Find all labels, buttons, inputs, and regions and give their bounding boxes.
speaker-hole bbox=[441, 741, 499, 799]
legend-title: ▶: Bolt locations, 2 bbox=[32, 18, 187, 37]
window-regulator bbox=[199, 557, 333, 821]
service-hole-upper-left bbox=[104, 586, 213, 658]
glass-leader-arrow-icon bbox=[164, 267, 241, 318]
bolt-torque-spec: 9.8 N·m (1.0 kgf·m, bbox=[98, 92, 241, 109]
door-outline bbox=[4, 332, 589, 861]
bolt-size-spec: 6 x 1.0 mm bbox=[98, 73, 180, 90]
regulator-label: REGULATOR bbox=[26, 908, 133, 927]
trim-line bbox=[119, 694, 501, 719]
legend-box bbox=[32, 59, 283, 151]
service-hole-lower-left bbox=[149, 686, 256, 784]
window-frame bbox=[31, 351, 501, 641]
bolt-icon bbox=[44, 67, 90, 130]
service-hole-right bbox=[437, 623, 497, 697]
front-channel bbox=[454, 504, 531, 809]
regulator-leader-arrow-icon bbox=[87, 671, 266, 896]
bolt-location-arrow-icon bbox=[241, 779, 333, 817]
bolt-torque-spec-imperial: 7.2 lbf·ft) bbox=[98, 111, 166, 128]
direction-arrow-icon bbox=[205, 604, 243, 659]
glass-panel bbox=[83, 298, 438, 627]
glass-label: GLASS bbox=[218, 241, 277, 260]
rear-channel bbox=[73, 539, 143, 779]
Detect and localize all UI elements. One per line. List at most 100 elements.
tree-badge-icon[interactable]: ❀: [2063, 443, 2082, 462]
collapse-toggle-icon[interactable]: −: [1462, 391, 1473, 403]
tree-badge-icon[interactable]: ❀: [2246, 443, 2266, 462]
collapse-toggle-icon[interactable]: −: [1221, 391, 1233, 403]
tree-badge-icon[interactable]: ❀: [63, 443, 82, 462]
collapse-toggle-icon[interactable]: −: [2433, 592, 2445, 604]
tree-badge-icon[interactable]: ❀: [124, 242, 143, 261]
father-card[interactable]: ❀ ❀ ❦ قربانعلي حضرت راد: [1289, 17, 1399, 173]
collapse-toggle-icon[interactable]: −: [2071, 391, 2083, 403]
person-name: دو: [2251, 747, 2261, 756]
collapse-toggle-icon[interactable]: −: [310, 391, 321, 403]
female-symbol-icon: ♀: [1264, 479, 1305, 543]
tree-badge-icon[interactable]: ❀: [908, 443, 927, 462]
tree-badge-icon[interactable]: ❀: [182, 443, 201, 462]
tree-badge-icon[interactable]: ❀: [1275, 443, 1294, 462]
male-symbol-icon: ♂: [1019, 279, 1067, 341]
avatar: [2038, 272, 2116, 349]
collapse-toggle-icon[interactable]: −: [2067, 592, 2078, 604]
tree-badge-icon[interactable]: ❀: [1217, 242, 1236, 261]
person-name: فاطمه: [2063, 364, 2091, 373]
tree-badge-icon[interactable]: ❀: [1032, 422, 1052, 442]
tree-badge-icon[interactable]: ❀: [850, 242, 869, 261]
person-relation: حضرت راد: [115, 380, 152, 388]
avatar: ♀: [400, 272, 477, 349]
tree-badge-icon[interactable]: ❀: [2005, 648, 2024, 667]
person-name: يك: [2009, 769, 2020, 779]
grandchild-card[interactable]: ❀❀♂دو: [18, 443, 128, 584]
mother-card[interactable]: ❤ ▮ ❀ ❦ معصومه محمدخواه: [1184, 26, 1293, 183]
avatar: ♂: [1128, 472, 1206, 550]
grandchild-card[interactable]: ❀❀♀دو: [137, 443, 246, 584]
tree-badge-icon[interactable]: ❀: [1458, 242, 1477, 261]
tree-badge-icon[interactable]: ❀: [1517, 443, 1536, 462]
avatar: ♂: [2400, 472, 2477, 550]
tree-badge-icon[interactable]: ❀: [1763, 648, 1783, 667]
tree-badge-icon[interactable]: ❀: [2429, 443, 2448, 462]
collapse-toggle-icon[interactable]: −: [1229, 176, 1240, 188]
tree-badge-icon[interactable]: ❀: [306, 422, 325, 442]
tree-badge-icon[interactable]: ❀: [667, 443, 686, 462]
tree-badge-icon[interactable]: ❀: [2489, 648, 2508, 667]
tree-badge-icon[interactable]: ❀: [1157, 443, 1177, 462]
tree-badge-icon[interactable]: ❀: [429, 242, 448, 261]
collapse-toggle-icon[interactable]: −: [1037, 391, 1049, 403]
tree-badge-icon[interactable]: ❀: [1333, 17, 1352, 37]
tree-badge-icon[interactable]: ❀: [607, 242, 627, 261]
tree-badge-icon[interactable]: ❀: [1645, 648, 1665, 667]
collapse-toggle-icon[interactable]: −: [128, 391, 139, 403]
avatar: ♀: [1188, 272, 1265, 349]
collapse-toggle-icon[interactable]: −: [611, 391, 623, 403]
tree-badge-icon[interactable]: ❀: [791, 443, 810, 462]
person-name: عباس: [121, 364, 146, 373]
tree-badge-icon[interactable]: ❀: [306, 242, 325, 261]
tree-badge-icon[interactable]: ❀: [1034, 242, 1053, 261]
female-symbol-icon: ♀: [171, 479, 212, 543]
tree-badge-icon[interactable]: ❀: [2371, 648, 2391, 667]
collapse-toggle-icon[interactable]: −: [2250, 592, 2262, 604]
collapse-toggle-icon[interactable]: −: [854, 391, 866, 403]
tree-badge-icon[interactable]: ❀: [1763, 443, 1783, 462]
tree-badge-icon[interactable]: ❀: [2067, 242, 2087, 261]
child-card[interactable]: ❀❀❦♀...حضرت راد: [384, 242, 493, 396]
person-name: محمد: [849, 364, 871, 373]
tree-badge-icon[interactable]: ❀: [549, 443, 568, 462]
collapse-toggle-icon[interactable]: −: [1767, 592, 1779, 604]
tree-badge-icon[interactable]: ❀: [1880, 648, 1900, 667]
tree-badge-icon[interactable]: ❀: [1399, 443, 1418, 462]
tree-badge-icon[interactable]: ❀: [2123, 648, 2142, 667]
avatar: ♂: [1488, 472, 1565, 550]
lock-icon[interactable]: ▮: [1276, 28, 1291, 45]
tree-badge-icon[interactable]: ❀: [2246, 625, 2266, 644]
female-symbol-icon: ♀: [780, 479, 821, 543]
◆ ◆ ◆ ◆ ◆
* Written problem *
Copy the items above line for line, changing no character.

* Exercise result *
Find all labels, buttons, inputs, and regions and give their bounding boxes.
speaker-hole bbox=[441, 741, 499, 799]
legend-title: ▶: Bolt locations, 2 bbox=[32, 18, 187, 37]
window-regulator bbox=[199, 557, 333, 821]
service-hole-upper-left bbox=[104, 586, 213, 658]
glass-leader-arrow-icon bbox=[164, 267, 241, 318]
bolt-torque-spec: 9.8 N·m (1.0 kgf·m, bbox=[98, 92, 241, 109]
door-outline bbox=[4, 332, 589, 861]
bolt-size-spec: 6 x 1.0 mm bbox=[98, 73, 180, 90]
regulator-label: REGULATOR bbox=[26, 908, 133, 927]
trim-line bbox=[119, 694, 501, 719]
legend-box bbox=[32, 59, 283, 151]
service-hole-lower-left bbox=[149, 686, 256, 784]
window-frame bbox=[31, 351, 501, 641]
bolt-icon bbox=[44, 67, 90, 130]
service-hole-right bbox=[437, 623, 497, 697]
front-channel bbox=[454, 504, 531, 809]
regulator-leader-arrow-icon bbox=[87, 671, 266, 896]
bolt-location-arrow-icon bbox=[241, 779, 333, 817]
bolt-torque-spec-imperial: 7.2 lbf·ft) bbox=[98, 111, 166, 128]
direction-arrow-icon bbox=[205, 604, 243, 659]
glass-panel bbox=[83, 298, 438, 627]
glass-label: GLASS bbox=[218, 241, 277, 260]
rear-channel bbox=[73, 539, 143, 779]
Detect and localize all UI elements. One per line. List at most 100 elements.
tree-badge-icon[interactable]: ❀: [2063, 443, 2082, 462]
collapse-toggle-icon[interactable]: −: [1462, 391, 1473, 403]
tree-badge-icon[interactable]: ❀: [2246, 443, 2266, 462]
collapse-toggle-icon[interactable]: −: [1221, 391, 1233, 403]
tree-badge-icon[interactable]: ❀: [63, 443, 82, 462]
collapse-toggle-icon[interactable]: −: [2433, 592, 2445, 604]
tree-badge-icon[interactable]: ❀: [124, 242, 143, 261]
father-card[interactable]: ❀ ❀ ❦ قربانعلي حضرت راد: [1289, 17, 1399, 173]
collapse-toggle-icon[interactable]: −: [2071, 391, 2083, 403]
person-name: دو: [2251, 747, 2261, 756]
collapse-toggle-icon[interactable]: −: [310, 391, 321, 403]
female-symbol-icon: ♀: [1264, 479, 1305, 543]
tree-badge-icon[interactable]: ❀: [908, 443, 927, 462]
tree-badge-icon[interactable]: ❀: [182, 443, 201, 462]
tree-badge-icon[interactable]: ❀: [1275, 443, 1294, 462]
male-symbol-icon: ♂: [1019, 279, 1067, 341]
avatar: [2038, 272, 2116, 349]
collapse-toggle-icon[interactable]: −: [2067, 592, 2078, 604]
tree-badge-icon[interactable]: ❀: [1217, 242, 1236, 261]
person-name: فاطمه: [2063, 364, 2091, 373]
tree-badge-icon[interactable]: ❀: [1032, 422, 1052, 442]
tree-badge-icon[interactable]: ❀: [850, 242, 869, 261]
person-relation: حضرت راد: [115, 380, 152, 388]
avatar: ♀: [400, 272, 477, 349]
tree-badge-icon[interactable]: ❀: [2005, 648, 2024, 667]
person-name: يك: [2009, 769, 2020, 779]
grandchild-card[interactable]: ❀❀♂دو: [18, 443, 128, 584]
mother-card[interactable]: ❤ ▮ ❀ ❦ معصومه محمدخواه: [1184, 26, 1293, 183]
avatar: ♂: [1128, 472, 1206, 550]
grandchild-card[interactable]: ❀❀♀دو: [137, 443, 246, 584]
tree-badge-icon[interactable]: ❀: [1458, 242, 1477, 261]
tree-badge-icon[interactable]: ❀: [1517, 443, 1536, 462]
avatar: ♂: [2400, 472, 2477, 550]
tree-badge-icon[interactable]: ❀: [1763, 648, 1783, 667]
tree-badge-icon[interactable]: ❀: [2429, 443, 2448, 462]
collapse-toggle-icon[interactable]: −: [1229, 176, 1240, 188]
tree-badge-icon[interactable]: ❀: [306, 422, 325, 442]
tree-badge-icon[interactable]: ❀: [667, 443, 686, 462]
tree-badge-icon[interactable]: ❀: [2489, 648, 2508, 667]
tree-badge-icon[interactable]: ❀: [1157, 443, 1177, 462]
tree-badge-icon[interactable]: ❀: [429, 242, 448, 261]
collapse-toggle-icon[interactable]: −: [1037, 391, 1049, 403]
tree-badge-icon[interactable]: ❀: [1333, 17, 1352, 37]
tree-badge-icon[interactable]: ❀: [607, 242, 627, 261]
tree-badge-icon[interactable]: ❀: [1645, 648, 1665, 667]
collapse-toggle-icon[interactable]: −: [128, 391, 139, 403]
avatar: ♀: [1188, 272, 1265, 349]
collapse-toggle-icon[interactable]: −: [611, 391, 623, 403]
tree-badge-icon[interactable]: ❀: [791, 443, 810, 462]
person-name: عباس: [121, 364, 146, 373]
tree-badge-icon[interactable]: ❀: [306, 242, 325, 261]
tree-badge-icon[interactable]: ❀: [1034, 242, 1053, 261]
female-symbol-icon: ♀: [171, 479, 212, 543]
tree-badge-icon[interactable]: ❀: [2371, 648, 2391, 667]
collapse-toggle-icon[interactable]: −: [2250, 592, 2262, 604]
collapse-toggle-icon[interactable]: −: [854, 391, 866, 403]
tree-badge-icon[interactable]: ❀: [1763, 443, 1783, 462]
tree-badge-icon[interactable]: ❀: [2067, 242, 2087, 261]
child-card[interactable]: ❀❀❦♀...حضرت راد: [384, 242, 493, 396]
person-name: محمد: [849, 364, 871, 373]
tree-badge-icon[interactable]: ❀: [549, 443, 568, 462]
collapse-toggle-icon[interactable]: −: [1767, 592, 1779, 604]
tree-badge-icon[interactable]: ❀: [1880, 648, 1900, 667]
tree-badge-icon[interactable]: ❀: [1399, 443, 1418, 462]
tree-badge-icon[interactable]: ❀: [2123, 648, 2142, 667]
avatar: ♂: [1488, 472, 1565, 550]
lock-icon[interactable]: ▮: [1276, 28, 1291, 45]
tree-badge-icon[interactable]: ❀: [2246, 625, 2266, 644]
female-symbol-icon: ♀: [780, 479, 821, 543]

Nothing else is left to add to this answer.